WHAT YOU NEED TO DO:
Records follow. Copy every line with "price".

RECORDS PROVIDED:

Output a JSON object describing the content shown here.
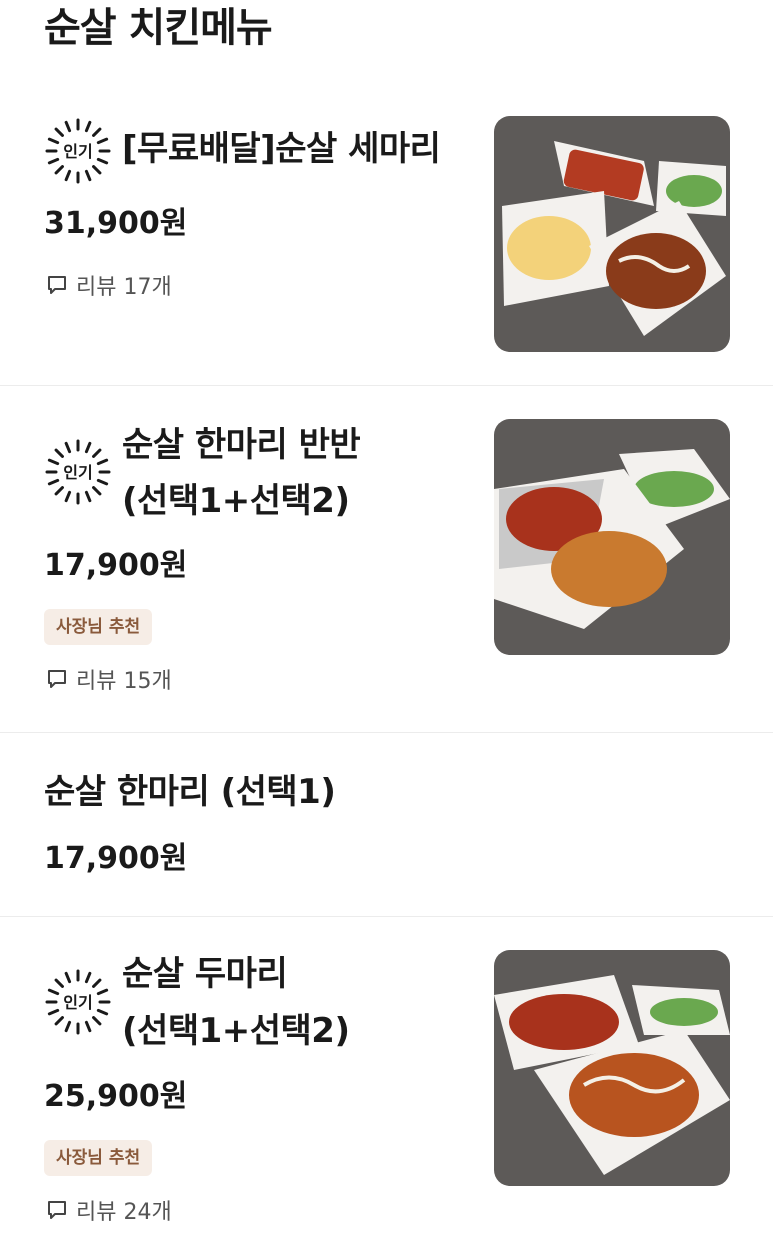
{
  "section": {
    "title": "순살 치킨메뉴"
  },
  "popular_label": "인기",
  "items": [
    {
      "name_line1": "[무료배달]순살 세마리",
      "name_line2": "",
      "price": "31,900원",
      "tag": "",
      "reviews": "리뷰 17개",
      "popular": true,
      "image": "chicken-three-image"
    },
    {
      "name_line1": "순살 한마리 반반",
      "name_line2": "(선택1+선택2)",
      "price": "17,900원",
      "tag": "사장님 추천",
      "reviews": "리뷰 15개",
      "popular": true,
      "image": "chicken-half-half-image"
    },
    {
      "name_line1": "순살 한마리 (선택1)",
      "name_line2": "",
      "price": "17,900원",
      "tag": "",
      "reviews": "",
      "popular": false,
      "image": ""
    },
    {
      "name_line1": "순살 두마리",
      "name_line2": "(선택1+선택2)",
      "price": "25,900원",
      "tag": "사장님 추천",
      "reviews": "리뷰 24개",
      "popular": true,
      "image": "chicken-two-image"
    }
  ],
  "colors": {
    "tag_bg": "#f6ede6",
    "tag_text": "#8a5a3c",
    "divider": "#ececec"
  }
}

FULL SOLUTION:
      "price": "31,900원",
      "price": "17,900원",
      "price": "17,900원",
      "price": "25,900원",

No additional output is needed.